▸ What the task requires
Extract verbatim every line from the one containing "Convert this screenshot" to the final line of the records below, inclusive, and exclude all pictures.

Records from a collection of figures:
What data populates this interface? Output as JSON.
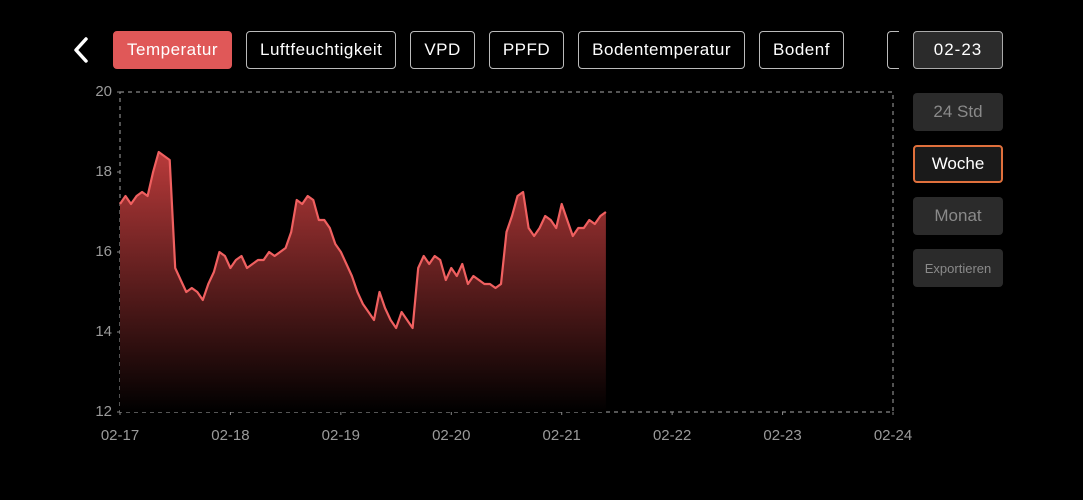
{
  "tabs": [
    "Temperatur",
    "Luftfeuchtigkeit",
    "VPD",
    "PPFD",
    "Bodentemperatur",
    "Bodenf"
  ],
  "date": "02-23",
  "range_buttons": [
    "24 Std",
    "Woche",
    "Monat"
  ],
  "export": "Exportieren",
  "chart_data": {
    "type": "area",
    "color": "#f06060",
    "x": [
      0,
      0.05,
      0.1,
      0.15,
      0.2,
      0.25,
      0.3,
      0.35,
      0.4,
      0.45,
      0.5,
      0.55,
      0.6,
      0.65,
      0.7,
      0.75,
      0.8,
      0.85,
      0.9,
      0.95,
      1,
      1.05,
      1.1,
      1.15,
      1.2,
      1.25,
      1.3,
      1.35,
      1.4,
      1.45,
      1.5,
      1.55,
      1.6,
      1.65,
      1.7,
      1.75,
      1.8,
      1.85,
      1.9,
      1.95,
      2,
      2.05,
      2.1,
      2.15,
      2.2,
      2.25,
      2.3,
      2.35,
      2.4,
      2.45,
      2.5,
      2.55,
      2.6,
      2.65,
      2.7,
      2.75,
      2.8,
      2.85,
      2.9,
      2.95,
      3,
      3.05,
      3.1,
      3.15,
      3.2,
      3.25,
      3.3,
      3.35,
      3.4,
      3.45,
      3.5,
      3.55,
      3.6,
      3.65,
      3.7,
      3.75,
      3.8,
      3.85,
      3.9,
      3.95,
      4,
      4.05,
      4.1,
      4.15,
      4.2,
      4.25,
      4.3,
      4.35,
      4.4
    ],
    "values": [
      17.2,
      17.4,
      17.2,
      17.4,
      17.5,
      17.4,
      18.0,
      18.5,
      18.4,
      18.3,
      15.6,
      15.3,
      15.0,
      15.1,
      15.0,
      14.8,
      15.2,
      15.5,
      16.0,
      15.9,
      15.6,
      15.8,
      15.9,
      15.6,
      15.7,
      15.8,
      15.8,
      16.0,
      15.9,
      16.0,
      16.1,
      16.5,
      17.3,
      17.2,
      17.4,
      17.3,
      16.8,
      16.8,
      16.6,
      16.2,
      16.0,
      15.7,
      15.4,
      15.0,
      14.7,
      14.5,
      14.3,
      15.0,
      14.6,
      14.3,
      14.1,
      14.5,
      14.3,
      14.1,
      15.6,
      15.9,
      15.7,
      15.9,
      15.8,
      15.3,
      15.6,
      15.4,
      15.7,
      15.2,
      15.4,
      15.3,
      15.2,
      15.2,
      15.1,
      15.2,
      16.5,
      16.9,
      17.4,
      17.5,
      16.6,
      16.4,
      16.6,
      16.9,
      16.8,
      16.6,
      17.2,
      16.8,
      16.4,
      16.6,
      16.6,
      16.8,
      16.7,
      16.9,
      17.0
    ],
    "xlim": [
      0,
      7
    ],
    "xticks": [
      {
        "value": 0,
        "label": "02-17"
      },
      {
        "value": 1,
        "label": "02-18"
      },
      {
        "value": 2,
        "label": "02-19"
      },
      {
        "value": 3,
        "label": "02-20"
      },
      {
        "value": 4,
        "label": "02-21"
      },
      {
        "value": 5,
        "label": "02-22"
      },
      {
        "value": 6,
        "label": "02-23"
      },
      {
        "value": 7,
        "label": "02-24"
      }
    ],
    "ylim": [
      12,
      20
    ],
    "yticks": [
      12,
      14,
      16,
      18,
      20
    ]
  }
}
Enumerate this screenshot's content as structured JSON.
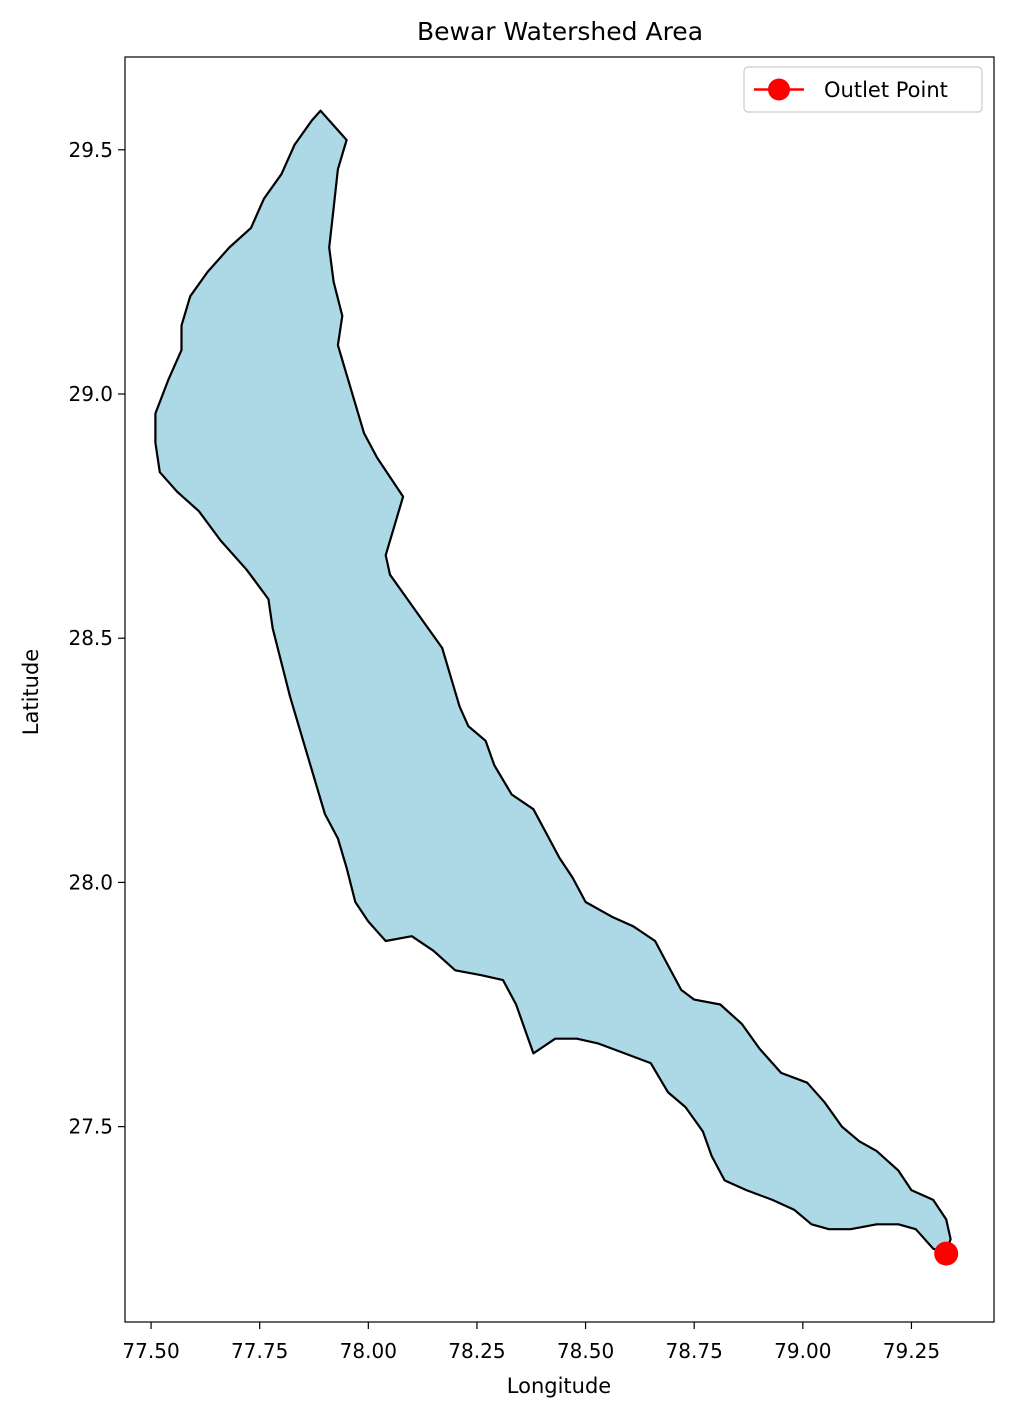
{
  "title": "Bewar Watershed Area",
  "xlabel": "Longitude",
  "ylabel": "Latitude",
  "colors": {
    "fill": "#add8e6",
    "boundary": "#000000",
    "outlet": "#ff0000"
  },
  "chart_data": {
    "type": "scatter",
    "title": "Bewar Watershed Area",
    "xlabel": "Longitude",
    "ylabel": "Latitude",
    "xlim": [
      77.44,
      79.44
    ],
    "ylim": [
      27.1,
      29.69
    ],
    "xticks": [
      77.5,
      77.75,
      78.0,
      78.25,
      78.5,
      78.75,
      79.0,
      79.25
    ],
    "xtick_labels": [
      "77.50",
      "77.75",
      "78.00",
      "78.25",
      "78.50",
      "78.75",
      "79.00",
      "79.25"
    ],
    "yticks": [
      27.5,
      28.0,
      28.5,
      29.0,
      29.5
    ],
    "ytick_labels": [
      "27.5",
      "28.0",
      "28.5",
      "29.0",
      "29.5"
    ],
    "grid": false,
    "legend_position": "top-right",
    "outlet": {
      "name": "Outlet Point",
      "lon": 79.33,
      "lat": 27.24
    },
    "watershed_boundary": [
      [
        77.89,
        29.58
      ],
      [
        77.92,
        29.55
      ],
      [
        77.95,
        29.52
      ],
      [
        77.93,
        29.46
      ],
      [
        77.92,
        29.38
      ],
      [
        77.91,
        29.3
      ],
      [
        77.92,
        29.23
      ],
      [
        77.94,
        29.16
      ],
      [
        77.93,
        29.1
      ],
      [
        77.95,
        29.04
      ],
      [
        77.97,
        28.98
      ],
      [
        77.99,
        28.92
      ],
      [
        78.02,
        28.87
      ],
      [
        78.05,
        28.83
      ],
      [
        78.08,
        28.79
      ],
      [
        78.06,
        28.73
      ],
      [
        78.04,
        28.67
      ],
      [
        78.05,
        28.63
      ],
      [
        78.09,
        28.58
      ],
      [
        78.13,
        28.53
      ],
      [
        78.17,
        28.48
      ],
      [
        78.19,
        28.42
      ],
      [
        78.21,
        28.36
      ],
      [
        78.23,
        28.32
      ],
      [
        78.27,
        28.29
      ],
      [
        78.29,
        28.24
      ],
      [
        78.33,
        28.18
      ],
      [
        78.38,
        28.15
      ],
      [
        78.41,
        28.1
      ],
      [
        78.44,
        28.05
      ],
      [
        78.47,
        28.01
      ],
      [
        78.5,
        27.96
      ],
      [
        78.56,
        27.93
      ],
      [
        78.61,
        27.91
      ],
      [
        78.66,
        27.88
      ],
      [
        78.69,
        27.83
      ],
      [
        78.72,
        27.78
      ],
      [
        78.75,
        27.76
      ],
      [
        78.81,
        27.75
      ],
      [
        78.86,
        27.71
      ],
      [
        78.9,
        27.66
      ],
      [
        78.95,
        27.61
      ],
      [
        79.01,
        27.59
      ],
      [
        79.05,
        27.55
      ],
      [
        79.09,
        27.5
      ],
      [
        79.13,
        27.47
      ],
      [
        79.17,
        27.45
      ],
      [
        79.22,
        27.41
      ],
      [
        79.25,
        27.37
      ],
      [
        79.3,
        27.35
      ],
      [
        79.33,
        27.31
      ],
      [
        79.34,
        27.27
      ],
      [
        79.33,
        27.24
      ],
      [
        79.3,
        27.25
      ],
      [
        79.26,
        27.29
      ],
      [
        79.22,
        27.3
      ],
      [
        79.17,
        27.3
      ],
      [
        79.11,
        27.29
      ],
      [
        79.06,
        27.29
      ],
      [
        79.02,
        27.3
      ],
      [
        78.98,
        27.33
      ],
      [
        78.93,
        27.35
      ],
      [
        78.87,
        27.37
      ],
      [
        78.82,
        27.39
      ],
      [
        78.79,
        27.44
      ],
      [
        78.77,
        27.49
      ],
      [
        78.73,
        27.54
      ],
      [
        78.69,
        27.57
      ],
      [
        78.65,
        27.63
      ],
      [
        78.59,
        27.65
      ],
      [
        78.53,
        27.67
      ],
      [
        78.48,
        27.68
      ],
      [
        78.43,
        27.68
      ],
      [
        78.38,
        27.65
      ],
      [
        78.36,
        27.7
      ],
      [
        78.34,
        27.75
      ],
      [
        78.31,
        27.8
      ],
      [
        78.26,
        27.81
      ],
      [
        78.2,
        27.82
      ],
      [
        78.15,
        27.86
      ],
      [
        78.1,
        27.89
      ],
      [
        78.04,
        27.88
      ],
      [
        78.0,
        27.92
      ],
      [
        77.97,
        27.96
      ],
      [
        77.95,
        28.03
      ],
      [
        77.93,
        28.09
      ],
      [
        77.9,
        28.14
      ],
      [
        77.88,
        28.2
      ],
      [
        77.86,
        28.26
      ],
      [
        77.84,
        28.32
      ],
      [
        77.82,
        28.38
      ],
      [
        77.8,
        28.45
      ],
      [
        77.78,
        28.52
      ],
      [
        77.77,
        28.58
      ],
      [
        77.72,
        28.64
      ],
      [
        77.66,
        28.7
      ],
      [
        77.61,
        28.76
      ],
      [
        77.56,
        28.8
      ],
      [
        77.52,
        28.84
      ],
      [
        77.51,
        28.9
      ],
      [
        77.51,
        28.96
      ],
      [
        77.54,
        29.03
      ],
      [
        77.57,
        29.09
      ],
      [
        77.57,
        29.14
      ],
      [
        77.59,
        29.2
      ],
      [
        77.63,
        29.25
      ],
      [
        77.68,
        29.3
      ],
      [
        77.73,
        29.34
      ],
      [
        77.76,
        29.4
      ],
      [
        77.8,
        29.45
      ],
      [
        77.83,
        29.51
      ],
      [
        77.87,
        29.56
      ]
    ]
  }
}
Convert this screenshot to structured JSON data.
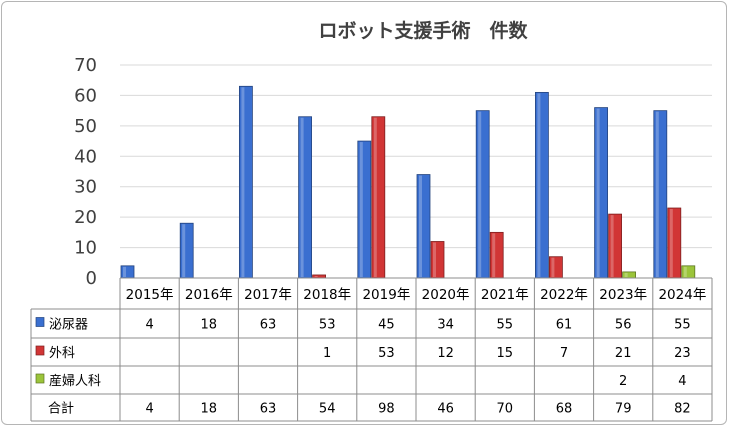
{
  "chart_data": {
    "type": "bar",
    "title": "ロボット支援手術　件数",
    "categories": [
      "2015年",
      "2016年",
      "2017年",
      "2018年",
      "2019年",
      "2020年",
      "2021年",
      "2022年",
      "2023年",
      "2024年"
    ],
    "ylim": [
      0,
      70
    ],
    "yticks": [
      "0",
      "10",
      "20",
      "30",
      "40",
      "50",
      "60",
      "70"
    ],
    "grid": true,
    "legend": "table",
    "series": [
      {
        "name": "泌尿器",
        "color": "#3a6fd0",
        "values": [
          4,
          18,
          63,
          53,
          45,
          34,
          55,
          61,
          56,
          55
        ]
      },
      {
        "name": "外科",
        "color": "#d13535",
        "values": [
          null,
          null,
          null,
          1,
          53,
          12,
          15,
          7,
          21,
          23
        ]
      },
      {
        "name": "産婦人科",
        "color": "#9bc43a",
        "values": [
          null,
          null,
          null,
          null,
          null,
          null,
          null,
          null,
          2,
          4
        ]
      }
    ],
    "total_row": {
      "name": "合計",
      "values": [
        4,
        18,
        63,
        54,
        98,
        46,
        70,
        68,
        79,
        82
      ]
    }
  }
}
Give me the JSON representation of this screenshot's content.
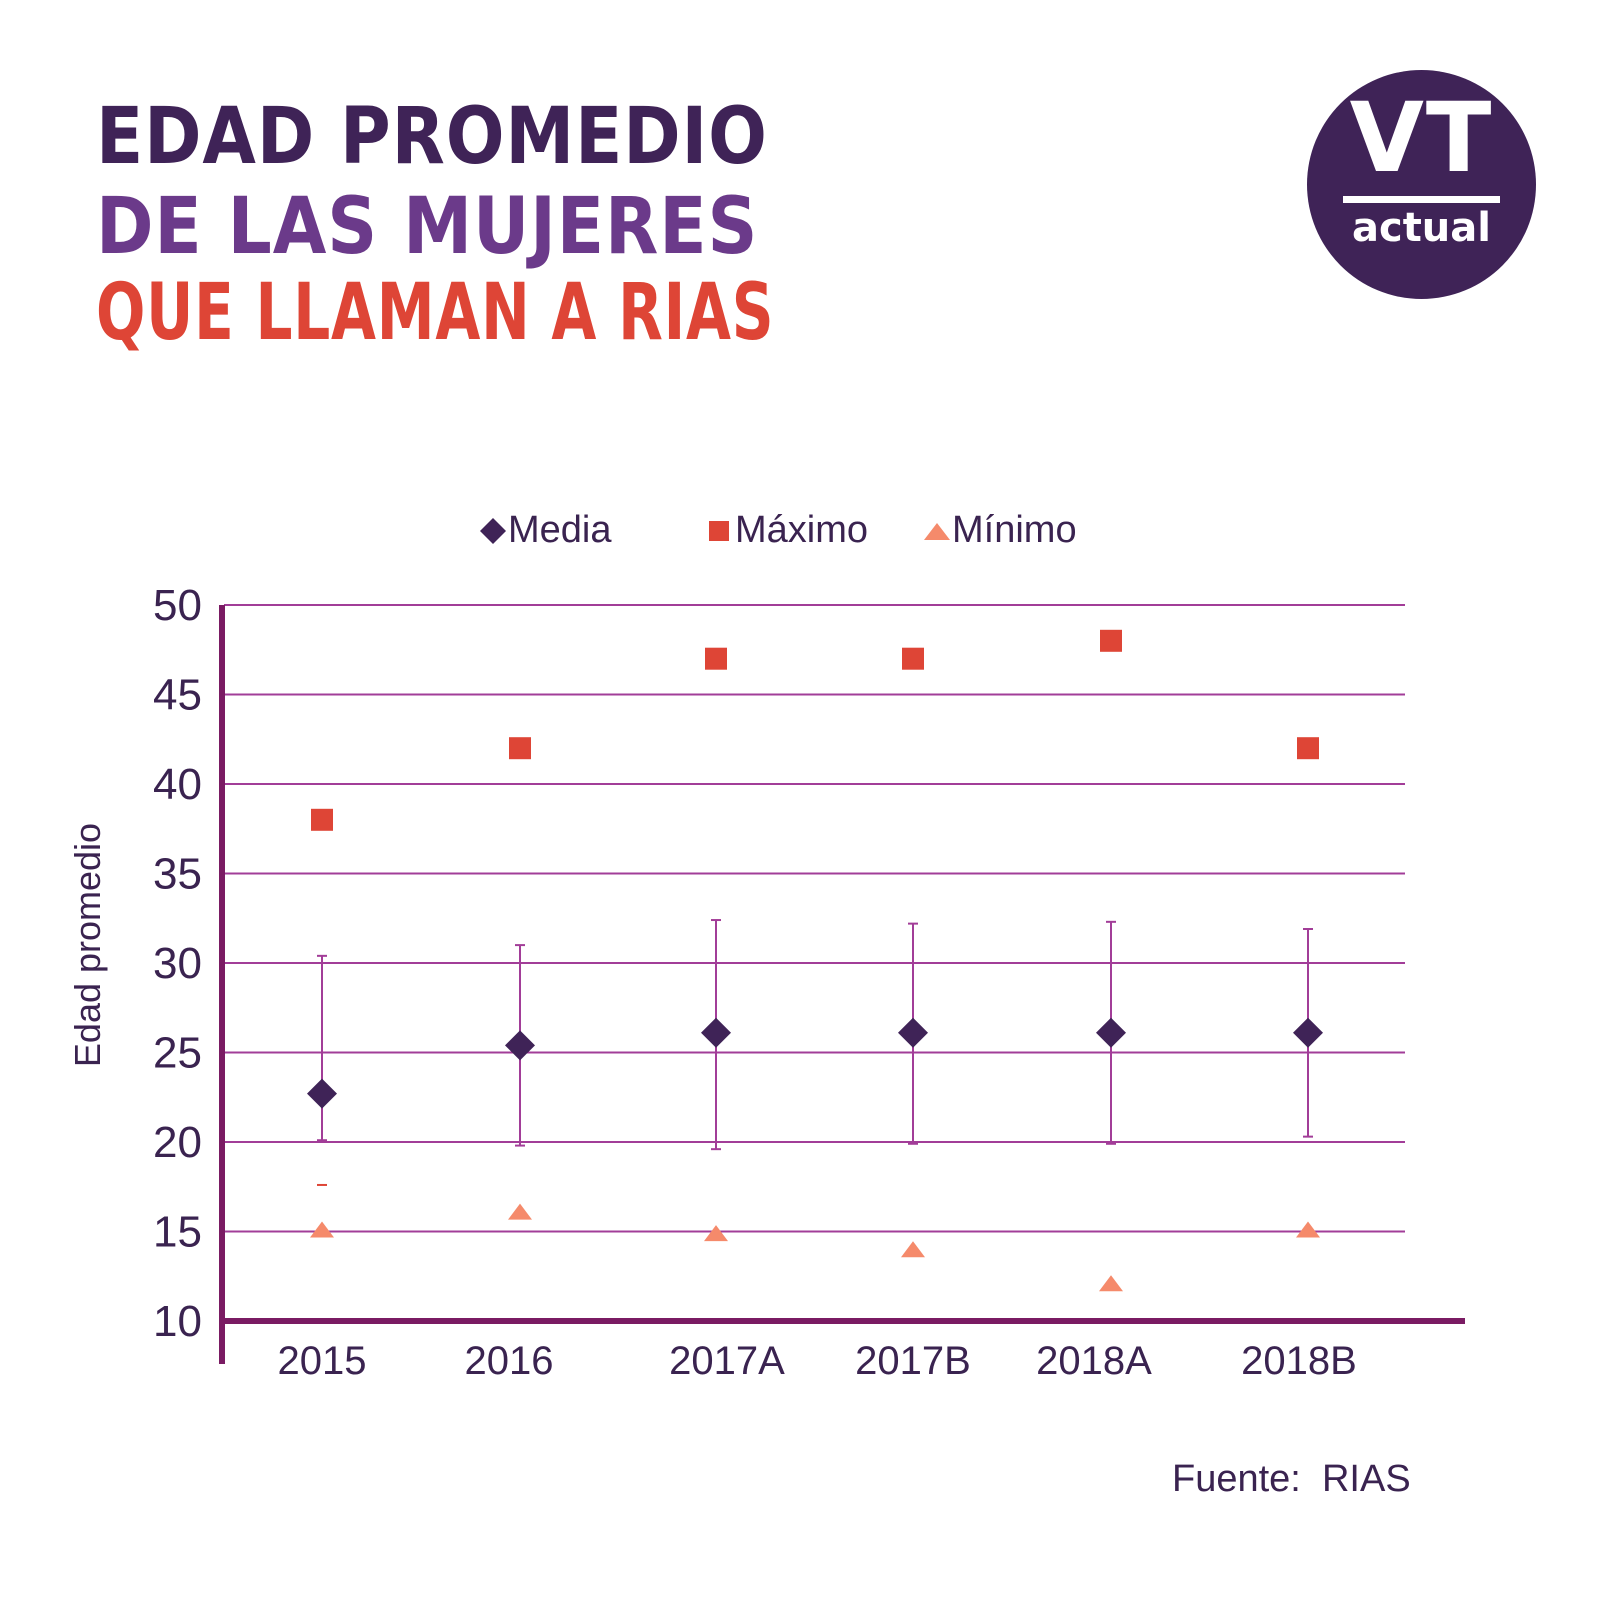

▸ Exercise result
Convert this screenshot to structured JSON data.
{
  "chart_data": {
    "type": "bar",
    "title": "ロボット支援手術　件数",
    "categories": [
      "2015年",
      "2016年",
      "2017年",
      "2018年",
      "2019年",
      "2020年",
      "2021年",
      "2022年",
      "2023年",
      "2024年"
    ],
    "ylim": [
      0,
      70
    ],
    "yticks": [
      "0",
      "10",
      "20",
      "30",
      "40",
      "50",
      "60",
      "70"
    ],
    "grid": true,
    "legend": "table",
    "series": [
      {
        "name": "泌尿器",
        "color": "#3a6fd0",
        "values": [
          4,
          18,
          63,
          53,
          45,
          34,
          55,
          61,
          56,
          55
        ]
      },
      {
        "name": "外科",
        "color": "#d13535",
        "values": [
          null,
          null,
          null,
          1,
          53,
          12,
          15,
          7,
          21,
          23
        ]
      },
      {
        "name": "産婦人科",
        "color": "#9bc43a",
        "values": [
          null,
          null,
          null,
          null,
          null,
          null,
          null,
          null,
          2,
          4
        ]
      }
    ],
    "total_row": {
      "name": "合計",
      "values": [
        4,
        18,
        63,
        54,
        98,
        46,
        70,
        68,
        79,
        82
      ]
    }
  }
}
Give me the JSON representation of this screenshot's content.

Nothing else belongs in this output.